## Start RECORDED INFORMATION

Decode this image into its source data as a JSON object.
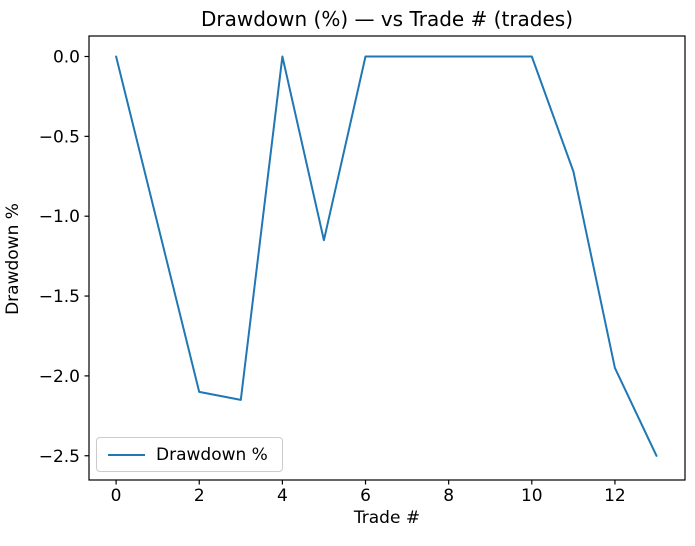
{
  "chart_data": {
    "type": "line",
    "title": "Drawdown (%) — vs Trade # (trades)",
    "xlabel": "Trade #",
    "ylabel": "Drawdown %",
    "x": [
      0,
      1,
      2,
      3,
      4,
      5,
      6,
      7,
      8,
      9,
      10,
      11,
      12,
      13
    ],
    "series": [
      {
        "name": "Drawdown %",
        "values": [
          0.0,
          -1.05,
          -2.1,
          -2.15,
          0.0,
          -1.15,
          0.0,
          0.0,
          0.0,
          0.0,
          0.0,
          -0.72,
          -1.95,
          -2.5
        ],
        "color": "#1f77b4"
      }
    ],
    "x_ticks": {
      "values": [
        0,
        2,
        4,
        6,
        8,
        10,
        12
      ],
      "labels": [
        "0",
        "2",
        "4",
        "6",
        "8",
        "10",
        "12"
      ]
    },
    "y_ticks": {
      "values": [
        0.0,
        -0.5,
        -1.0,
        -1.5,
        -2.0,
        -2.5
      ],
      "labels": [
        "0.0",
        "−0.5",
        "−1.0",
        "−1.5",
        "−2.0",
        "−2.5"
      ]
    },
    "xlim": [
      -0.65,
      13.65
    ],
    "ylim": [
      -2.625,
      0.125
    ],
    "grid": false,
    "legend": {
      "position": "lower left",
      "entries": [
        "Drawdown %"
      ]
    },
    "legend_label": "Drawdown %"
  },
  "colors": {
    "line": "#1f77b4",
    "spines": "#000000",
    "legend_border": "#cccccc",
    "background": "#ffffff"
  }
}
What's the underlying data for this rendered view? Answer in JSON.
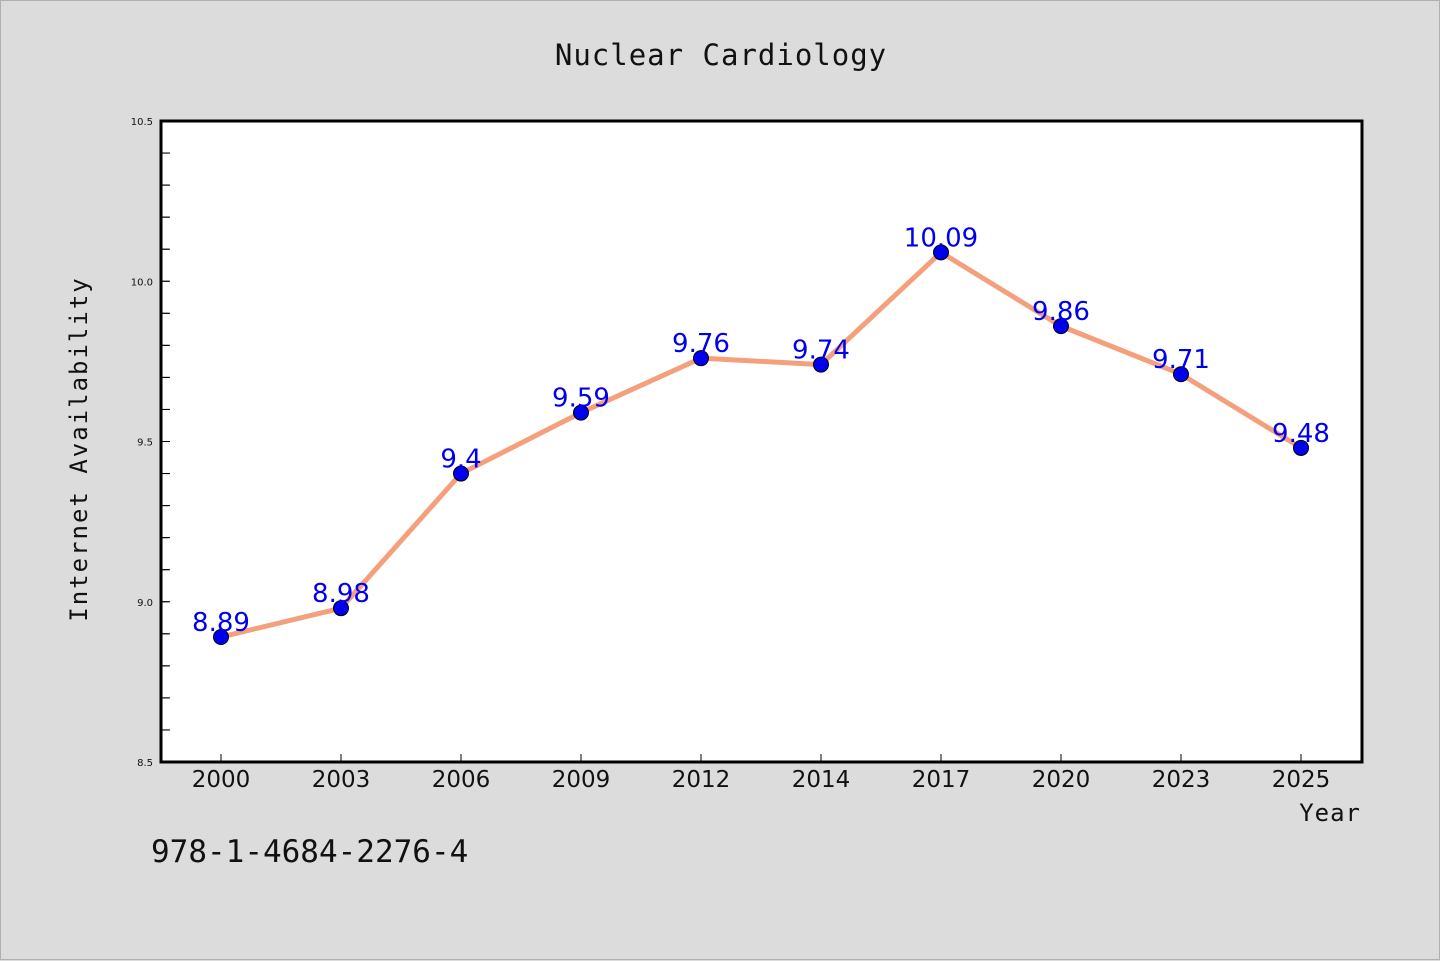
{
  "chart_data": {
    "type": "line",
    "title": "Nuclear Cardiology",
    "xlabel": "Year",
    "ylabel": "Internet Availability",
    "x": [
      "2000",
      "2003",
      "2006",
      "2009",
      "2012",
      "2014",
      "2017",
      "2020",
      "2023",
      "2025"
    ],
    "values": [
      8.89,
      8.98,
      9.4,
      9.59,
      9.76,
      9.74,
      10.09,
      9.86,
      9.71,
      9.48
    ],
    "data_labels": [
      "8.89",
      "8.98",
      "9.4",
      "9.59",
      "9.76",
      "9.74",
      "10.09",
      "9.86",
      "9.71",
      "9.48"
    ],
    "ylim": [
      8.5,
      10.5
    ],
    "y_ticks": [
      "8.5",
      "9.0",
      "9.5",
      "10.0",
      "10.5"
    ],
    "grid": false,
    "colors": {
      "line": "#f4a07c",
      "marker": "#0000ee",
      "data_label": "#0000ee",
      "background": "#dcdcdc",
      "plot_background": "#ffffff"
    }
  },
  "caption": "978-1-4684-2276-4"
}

## End RECORDED INFORMATION

* **WRITTEN TASK**: Quote the records above exactly, leaving out any pictures.

* **EXERCISE SOLUTION**:
Decode this image into its source data as a JSON object.
{
  "chart_data": {
    "type": "line",
    "title": "Drawdown (%) — vs Trade # (trades)",
    "xlabel": "Trade #",
    "ylabel": "Drawdown %",
    "x": [
      0,
      1,
      2,
      3,
      4,
      5,
      6,
      7,
      8,
      9,
      10,
      11,
      12,
      13
    ],
    "series": [
      {
        "name": "Drawdown %",
        "values": [
          0.0,
          -1.05,
          -2.1,
          -2.15,
          0.0,
          -1.15,
          0.0,
          0.0,
          0.0,
          0.0,
          0.0,
          -0.72,
          -1.95,
          -2.5
        ],
        "color": "#1f77b4"
      }
    ],
    "x_ticks": {
      "values": [
        0,
        2,
        4,
        6,
        8,
        10,
        12
      ],
      "labels": [
        "0",
        "2",
        "4",
        "6",
        "8",
        "10",
        "12"
      ]
    },
    "y_ticks": {
      "values": [
        0.0,
        -0.5,
        -1.0,
        -1.5,
        -2.0,
        -2.5
      ],
      "labels": [
        "0.0",
        "−0.5",
        "−1.0",
        "−1.5",
        "−2.0",
        "−2.5"
      ]
    },
    "xlim": [
      -0.65,
      13.65
    ],
    "ylim": [
      -2.625,
      0.125
    ],
    "grid": false,
    "legend": {
      "position": "lower left",
      "entries": [
        "Drawdown %"
      ]
    },
    "legend_label": "Drawdown %"
  },
  "colors": {
    "line": "#1f77b4",
    "spines": "#000000",
    "legend_border": "#cccccc",
    "background": "#ffffff"
  }
}
What's the underlying data for this rendered view? Answer in JSON.
{
  "chart_data": {
    "type": "line",
    "title": "Nuclear Cardiology",
    "xlabel": "Year",
    "ylabel": "Internet Availability",
    "x": [
      "2000",
      "2003",
      "2006",
      "2009",
      "2012",
      "2014",
      "2017",
      "2020",
      "2023",
      "2025"
    ],
    "values": [
      8.89,
      8.98,
      9.4,
      9.59,
      9.76,
      9.74,
      10.09,
      9.86,
      9.71,
      9.48
    ],
    "data_labels": [
      "8.89",
      "8.98",
      "9.4",
      "9.59",
      "9.76",
      "9.74",
      "10.09",
      "9.86",
      "9.71",
      "9.48"
    ],
    "ylim": [
      8.5,
      10.5
    ],
    "y_ticks": [
      "8.5",
      "9.0",
      "9.5",
      "10.0",
      "10.5"
    ],
    "grid": false,
    "colors": {
      "line": "#f4a07c",
      "marker": "#0000ee",
      "data_label": "#0000ee",
      "background": "#dcdcdc",
      "plot_background": "#ffffff"
    }
  },
  "caption": "978-1-4684-2276-4"
}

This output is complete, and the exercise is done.